In an alternate circuit embodiment, filter change notification means indicate to the user that the filter needs to be changed. A preferred filter change notification means includes an output line from the microcontroller used to activate a signal LED and functionality in the software of the microcontroller including a timer to measure the total time of the fan operation. When the elapsed time reached a predetermined value, a signal LED would indicate the need to replace or clean the filter.

As seen in FIG. 11, the LED D3 may be used for this purpose. Where the filter needs to be changed, D3 is blinked; where the power level is low, LED D3 is constantly on.

The 12 volt direct current required by the circuit and the fan for operation may be obtained from either a battery pack or an alternating current adapter which converts AC power to 12 volts DC.

To use the toilet ventilation system of the invention, the user must simply turn it on. In the preferred version of FIGS. 1-11, this is accomplished by turning the weight activated switch 850 on by sitting on the seat 150, thereby flexing the neck 704 of the hinges 700, putting pressure on the pressure sensitive switch 850.

To clean the toilet ventilation system, in the preferred version the user removes the air channel cover by reaching into the thumb hole 158 and pulling on the air channel cover 200. In the version of the invention of FIGS. 12-23, the user must unlock the pivoting support legs 27 by rotating them about the pivot posts 28. This allows easy removal of the air channel cover 40. Once removed, the air channel may be cleaned and the air channel cover reattached.

As a part of a regular maintenance program, the enclosure 300 may be snapped off, the base 250 cleaned, and the enclosure reattached.

The user may manually remove and replace the filter by using the thumb openings 410.

The previously described versions of the present invention have many advantages, including a primary advantage of providing a novel toilet ventilation system which is easily cleaned and maintained in an hygienic and odor free condition.

Another advantage of the present invention is to provide a toilet ventilation system having structures that are adaptable to installing a fan and odor absorbing filter within the bathroom, or to installing a fan in a remote location to exhaust the air through a duct to the building exterior.

Another advantage of the present invention is to provide a toilet ventilation system having electrical switching structures that may enable other functionality, such as automatic flushing of the toilet.

Another advantage of the present invention is to provide a toilet ventilation system having structures that are easily retrofitted to existing room and toilet.

Another advantage of the present invention is to provide a toilet ventilation system having structures that are concealable within an attractive enclosure conducive to commercial acceptance.

A still further advantage of the present invention is to provide a toilet ventilation system having a fan which is switched on and off in an automatic manner.

Although the present invention has been described in considerable detail and with reference to certain preferred versions, other versions are possible. For example, a number of variations in the design of the electronic circuit of FIG. 11 are possible, while still providing similar functionality. Therefore, the spirit and scope of the appended claims should not be limited to the description of the preferred versions disclosed.

In compliance with the U.S. Patent Laws, the invention has been described in language more or less specific as to methodical features. The invention is not, however, limited to the specific features described, since the means herein disclosed comprise preferred forms of putting the invention into effect. The invention is, therefore, claimed in any of its forms or modifications within the proper scope of the appended claims appropriately interpreted in accordance with the doctrine of equivalents.

Spatial layout data »
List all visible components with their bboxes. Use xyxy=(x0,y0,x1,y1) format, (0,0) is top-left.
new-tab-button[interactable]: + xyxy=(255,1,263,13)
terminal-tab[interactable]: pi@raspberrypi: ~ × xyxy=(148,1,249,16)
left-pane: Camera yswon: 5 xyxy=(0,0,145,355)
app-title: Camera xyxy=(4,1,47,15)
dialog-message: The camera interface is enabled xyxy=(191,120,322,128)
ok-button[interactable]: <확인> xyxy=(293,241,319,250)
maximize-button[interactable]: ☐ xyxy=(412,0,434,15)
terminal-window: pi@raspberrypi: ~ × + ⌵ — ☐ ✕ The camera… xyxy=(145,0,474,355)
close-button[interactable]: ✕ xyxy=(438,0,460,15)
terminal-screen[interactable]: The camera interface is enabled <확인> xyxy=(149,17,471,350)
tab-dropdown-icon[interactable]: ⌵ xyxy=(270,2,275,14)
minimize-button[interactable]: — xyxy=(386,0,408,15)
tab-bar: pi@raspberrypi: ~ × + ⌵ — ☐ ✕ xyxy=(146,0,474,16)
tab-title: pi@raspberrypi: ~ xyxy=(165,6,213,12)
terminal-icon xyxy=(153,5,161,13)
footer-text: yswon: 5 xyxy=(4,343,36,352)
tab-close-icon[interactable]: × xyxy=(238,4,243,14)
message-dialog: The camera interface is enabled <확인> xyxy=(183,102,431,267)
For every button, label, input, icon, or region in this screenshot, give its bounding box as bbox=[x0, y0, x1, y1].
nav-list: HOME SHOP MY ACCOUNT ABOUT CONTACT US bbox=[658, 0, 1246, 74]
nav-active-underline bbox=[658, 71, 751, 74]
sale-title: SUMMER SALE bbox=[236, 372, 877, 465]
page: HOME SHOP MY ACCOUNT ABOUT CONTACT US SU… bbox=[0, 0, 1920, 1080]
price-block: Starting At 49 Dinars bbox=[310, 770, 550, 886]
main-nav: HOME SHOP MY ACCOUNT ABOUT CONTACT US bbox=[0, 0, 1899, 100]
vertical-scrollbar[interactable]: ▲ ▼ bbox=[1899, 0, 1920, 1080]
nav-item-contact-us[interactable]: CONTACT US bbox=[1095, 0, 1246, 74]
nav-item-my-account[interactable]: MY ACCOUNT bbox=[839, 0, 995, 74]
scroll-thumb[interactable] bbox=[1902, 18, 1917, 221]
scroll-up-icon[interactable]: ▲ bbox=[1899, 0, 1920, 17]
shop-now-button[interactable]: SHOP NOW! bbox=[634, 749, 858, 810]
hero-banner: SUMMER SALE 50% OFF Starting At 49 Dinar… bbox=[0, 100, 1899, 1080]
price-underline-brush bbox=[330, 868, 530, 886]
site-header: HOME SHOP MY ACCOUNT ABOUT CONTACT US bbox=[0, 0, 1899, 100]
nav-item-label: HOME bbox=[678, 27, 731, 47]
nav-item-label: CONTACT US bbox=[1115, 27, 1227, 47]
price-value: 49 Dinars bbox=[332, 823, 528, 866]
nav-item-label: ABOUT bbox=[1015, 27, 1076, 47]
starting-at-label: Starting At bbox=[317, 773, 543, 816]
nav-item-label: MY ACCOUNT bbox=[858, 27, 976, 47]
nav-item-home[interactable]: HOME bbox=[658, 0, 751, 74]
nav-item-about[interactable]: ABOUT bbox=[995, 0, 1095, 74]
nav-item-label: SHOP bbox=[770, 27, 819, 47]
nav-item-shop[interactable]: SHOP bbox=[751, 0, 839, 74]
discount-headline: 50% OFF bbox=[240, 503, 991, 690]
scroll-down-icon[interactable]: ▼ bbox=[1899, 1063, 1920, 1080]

PROBLEMS TO WORK ON »
**1)** In the toilet ventilation text, copy verbatim the part that opens with the words containing "In an alternate" and closes with "is constantly on.".
**2)** According to the toilet ventilation text, what does LED D3 do when the power level is low?
**3)** Rewrite the paragraph of the toilet ventilation text that begins "To clean the toilet ventilation system" as a short list that keeps its main facts.

SOLVED TASKS »
**1)**
In an alternate circuit embodiment, filter change notification means indicate to the user that the filter needs to be changed. A preferred filter change notification means includes an output line from the microcontroller used to activate a signal LED and functionality in the software of the microcontroller including a timer to measure the total time of the fan operation. When the elapsed time reached a predetermined value, a signal LED would indicate the need to replace or clean the filter.

As seen in FIG. 11, the LED D3 may be used for this purpose. Where the filter needs to be changed, D3 is blinked; where the power level is low, LED D3 is constantly on.

**2)** LED D3 stays constantly on.

**3)**
- Preferred version: the user removes the air channel cover 200 by reaching into the thumb hole 158 and pulling on it.
- Version of FIGS. 12-23: the user unlocks the pivoting support legs 27 by rotating them about the pivot posts 28, which allows easy removal of the air channel cover 40.
- Once the cover is removed, the air channel may be cleaned and the cover reattached.